TASK BRIEF: Copy the records below word for word, including every line of them, but leave out the pictures.

▬▬▬▬▬▬▬▬▬▬

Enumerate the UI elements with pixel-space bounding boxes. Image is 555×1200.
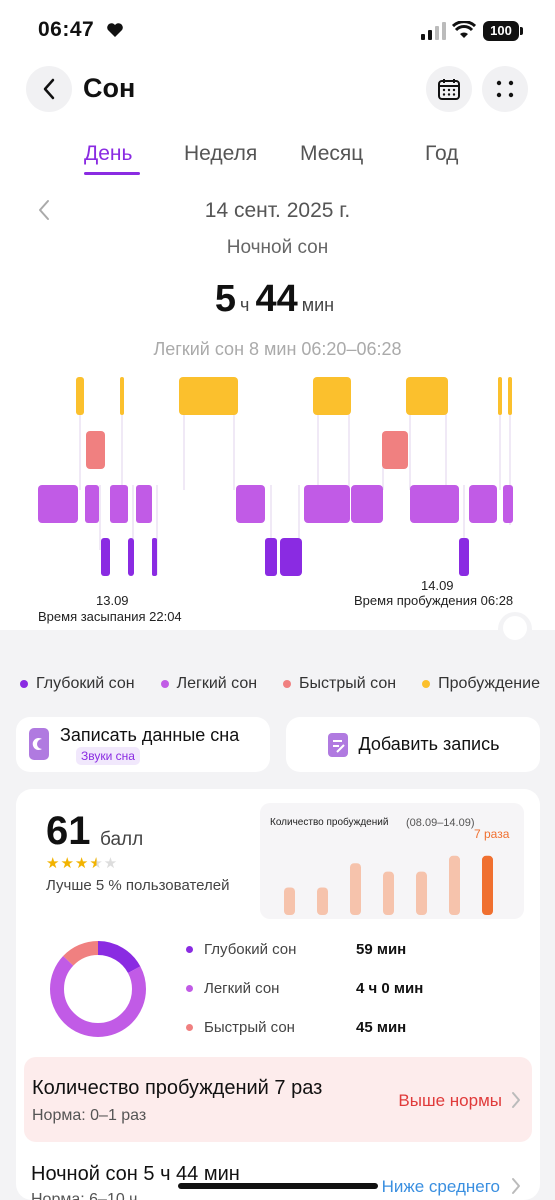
legend-light-sleep: Легкий сон [160, 675, 257, 693]
battery-indicator: 100 [483, 21, 519, 41]
wake-chart-bars [284, 855, 493, 915]
add-record-label: Добавить запись [358, 734, 500, 754]
cellular-signal-icon [421, 22, 446, 40]
status-bar: 06:47 100 [0, 0, 555, 60]
duration-hours-unit: ч [240, 295, 250, 315]
calendar-icon [438, 79, 460, 100]
sleep-stage-legend: Глубокий сон Легкий сон Быстрый сон Проб… [20, 675, 540, 693]
tab-active-underline [84, 172, 140, 175]
deep-sleep-segments [101, 538, 469, 576]
sleep-score-unit: балл [100, 829, 144, 850]
wake-label: Время пробуждения 06:28 [354, 593, 514, 608]
calendar-button[interactable] [426, 66, 472, 112]
selected-segment-info: Легкий сон 8 мин 06:20–06:28 [153, 339, 402, 359]
tab-month[interactable]: Месяц [300, 142, 364, 165]
wake-count-norm: Норма: 0–1 раз [32, 1107, 147, 1124]
light-sleep-segments [38, 485, 513, 523]
sleep-score-card: 61 балл ★★★★★ Лучше 5 % пользователей Ко… [16, 789, 540, 1200]
rem-sleep-segments [86, 431, 408, 469]
chevron-right-icon [512, 1178, 520, 1194]
wake-date: 14.09 [421, 578, 454, 593]
night-sleep-title: Ночной сон 5 ч 44 мин [31, 1163, 240, 1185]
more-dots-icon [496, 80, 514, 98]
wake-count-chart[interactable]: Количество пробуждений (08.09–14.09) 7 р… [260, 803, 524, 919]
night-sleep-norm: Норма: 6–10 ч [31, 1191, 138, 1200]
tab-week[interactable]: Неделя [184, 142, 258, 165]
more-options-button[interactable] [482, 66, 528, 112]
back-button[interactable] [26, 66, 72, 112]
wake-chart-bar [317, 887, 328, 915]
sleep-start-label: Время засыпания 22:04 [38, 609, 182, 624]
legend-awake: Пробуждение [422, 675, 540, 693]
wake-chart-title: Количество пробуждений [270, 817, 389, 828]
wake-count-alert-row[interactable]: Количество пробуждений 7 раз Норма: 0–1 … [24, 1057, 532, 1142]
wake-chart-bar [449, 855, 460, 915]
wake-chart-bar [284, 887, 295, 915]
sleep-sounds-badge: Звуки сна [76, 747, 140, 765]
status-time: 06:47 [38, 18, 95, 41]
home-indicator [178, 1183, 378, 1189]
donut-segment [50, 941, 146, 1037]
previous-day-button[interactable] [34, 198, 54, 222]
wake-count-status: Выше нормы [398, 1091, 502, 1110]
scroll-handle[interactable] [503, 616, 527, 640]
wake-count-title: Количество пробуждений 7 раз [32, 1077, 323, 1099]
date-label: 14 сент. 2025 г. [204, 199, 351, 222]
donut-segment [50, 941, 146, 1037]
star-rating: ★★★★★ [46, 855, 119, 872]
sleep-moon-icon [29, 728, 49, 760]
duration-hours: 5 [214, 278, 237, 320]
add-record-button[interactable]: Добавить запись [286, 717, 540, 772]
tab-day[interactable]: День [84, 142, 133, 165]
sleep-start-date: 13.09 [96, 593, 129, 608]
sleep-stage-donut [50, 941, 146, 1037]
legend-rem-sleep: Быстрый сон [283, 675, 396, 693]
page-title: Сон [83, 73, 136, 103]
better-than-users: Лучше 5 % пользователей [46, 877, 230, 894]
legend-deep-sleep: Глубокий сон [20, 675, 135, 693]
wake-chart-bar [416, 871, 427, 915]
duration-minutes: 44 [255, 278, 298, 320]
wake-chart-bar [350, 863, 361, 915]
chevron-left-icon [43, 78, 55, 100]
sleep-type-label: Ночной сон [226, 237, 329, 258]
heart-icon [107, 23, 123, 37]
night-sleep-status[interactable]: Ниже среднего [381, 1177, 500, 1196]
sleep-stage-hypnogram[interactable] [0, 370, 555, 580]
duration-minutes-unit: мин [301, 295, 335, 315]
battery-tip [520, 27, 523, 35]
awake-segments [76, 377, 512, 415]
wake-chart-current: 7 раза [474, 827, 510, 841]
sleep-duration: 5 ч 44 мин [0, 278, 555, 321]
wifi-icon [452, 21, 476, 38]
edit-note-icon [327, 732, 348, 757]
wake-chart-bar [383, 871, 394, 915]
sleep-score-value: 61 [46, 809, 91, 853]
wake-chart-bar [482, 855, 493, 915]
record-sleep-title: Записать данные сна [60, 725, 240, 745]
wake-chart-range: (08.09–14.09) [406, 817, 475, 829]
record-sleep-button[interactable]: Записать данные сна Звуки сна [16, 717, 270, 772]
chevron-right-icon [512, 1092, 520, 1108]
tab-year[interactable]: Год [425, 142, 459, 165]
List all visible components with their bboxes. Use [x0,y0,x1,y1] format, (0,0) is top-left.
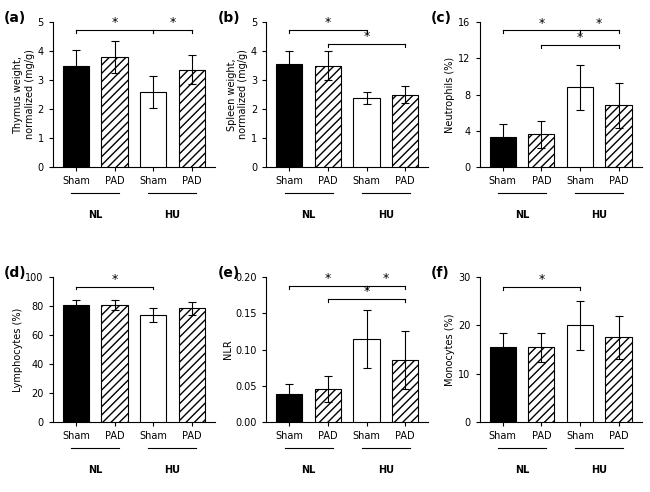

▬▬▬▬▬▬▬▬▬▬

RESULT FOR THIS EXERCISE:
Enumerate the UI elements with pixel-space bounding boxes. Image is 555×1200.
legend-light-sleep: Легкий сон [160, 675, 257, 693]
battery-indicator: 100 [483, 21, 519, 41]
wake-chart-bars [284, 855, 493, 915]
add-record-label: Добавить запись [358, 734, 500, 754]
cellular-signal-icon [421, 22, 446, 40]
status-bar: 06:47 100 [0, 0, 555, 60]
duration-hours-unit: ч [240, 295, 250, 315]
calendar-icon [438, 79, 460, 100]
sleep-stage-legend: Глубокий сон Легкий сон Быстрый сон Проб… [20, 675, 540, 693]
tab-active-underline [84, 172, 140, 175]
deep-sleep-segments [101, 538, 469, 576]
sleep-score-unit: балл [100, 829, 144, 850]
wake-label: Время пробуждения 06:28 [354, 593, 514, 608]
calendar-button[interactable] [426, 66, 472, 112]
selected-segment-info: Легкий сон 8 мин 06:20–06:28 [153, 339, 402, 359]
tab-month[interactable]: Месяц [300, 142, 364, 165]
wake-count-norm: Норма: 0–1 раз [32, 1107, 147, 1124]
light-sleep-segments [38, 485, 513, 523]
sleep-score-card: 61 балл ★★★★★ Лучше 5 % пользователей Ко… [16, 789, 540, 1200]
rem-sleep-segments [86, 431, 408, 469]
chevron-right-icon [512, 1178, 520, 1194]
wake-date: 14.09 [421, 578, 454, 593]
night-sleep-title: Ночной сон 5 ч 44 мин [31, 1163, 240, 1185]
more-dots-icon [496, 80, 514, 98]
wake-count-chart[interactable]: Количество пробуждений (08.09–14.09) 7 р… [260, 803, 524, 919]
night-sleep-norm: Норма: 6–10 ч [31, 1191, 138, 1200]
tab-week[interactable]: Неделя [184, 142, 258, 165]
more-options-button[interactable] [482, 66, 528, 112]
back-button[interactable] [26, 66, 72, 112]
wake-chart-bar [317, 887, 328, 915]
sleep-start-label: Время засыпания 22:04 [38, 609, 182, 624]
legend-awake: Пробуждение [422, 675, 540, 693]
wake-chart-title: Количество пробуждений [270, 817, 389, 828]
wake-count-alert-row[interactable]: Количество пробуждений 7 раз Норма: 0–1 … [24, 1057, 532, 1142]
wake-chart-bar [449, 855, 460, 915]
wake-chart-bar [284, 887, 295, 915]
sleep-sounds-badge: Звуки сна [76, 747, 140, 765]
status-time: 06:47 [38, 18, 95, 41]
home-indicator [178, 1183, 378, 1189]
donut-segment [50, 941, 146, 1037]
previous-day-button[interactable] [34, 198, 54, 222]
wake-count-status: Выше нормы [398, 1091, 502, 1110]
scroll-handle[interactable] [503, 616, 527, 640]
wake-count-title: Количество пробуждений 7 раз [32, 1077, 323, 1099]
date-label: 14 сент. 2025 г. [204, 199, 351, 222]
donut-segment [50, 941, 146, 1037]
star-rating: ★★★★★ [46, 855, 119, 872]
sleep-moon-icon [29, 728, 49, 760]
duration-hours: 5 [214, 278, 237, 320]
add-record-button[interactable]: Добавить запись [286, 717, 540, 772]
tab-day[interactable]: День [84, 142, 133, 165]
sleep-start-date: 13.09 [96, 593, 129, 608]
sleep-stage-donut [50, 941, 146, 1037]
legend-rem-sleep: Быстрый сон [283, 675, 396, 693]
page-title: Сон [83, 73, 136, 103]
better-than-users: Лучше 5 % пользователей [46, 877, 230, 894]
legend-deep-sleep: Глубокий сон [20, 675, 135, 693]
wake-chart-bar [416, 871, 427, 915]
duration-minutes: 44 [255, 278, 298, 320]
wake-chart-bar [350, 863, 361, 915]
chevron-left-icon [43, 78, 55, 100]
sleep-type-label: Ночной сон [226, 237, 329, 258]
heart-icon [107, 23, 123, 37]
night-sleep-status[interactable]: Ниже среднего [381, 1177, 500, 1196]
sleep-stage-hypnogram[interactable] [0, 370, 555, 580]
duration-minutes-unit: мин [301, 295, 335, 315]
battery-tip [520, 27, 523, 35]
awake-segments [76, 377, 512, 415]
wake-chart-current: 7 раза [474, 827, 510, 841]
sleep-duration: 5 ч 44 мин [0, 278, 555, 321]
wifi-icon [452, 21, 476, 38]
edit-note-icon [327, 732, 348, 757]
wake-chart-bar [383, 871, 394, 915]
sleep-score-value: 61 [46, 809, 91, 853]
wake-chart-bar [482, 855, 493, 915]
record-sleep-title: Записать данные сна [60, 725, 240, 745]
wake-chart-range: (08.09–14.09) [406, 817, 475, 829]
record-sleep-button[interactable]: Записать данные сна Звуки сна [16, 717, 270, 772]
chevron-right-icon [512, 1092, 520, 1108]
tab-year[interactable]: Год [425, 142, 459, 165]
List all visible components with their bboxes. Use [x0,y0,x1,y1] format, (0,0) is top-left.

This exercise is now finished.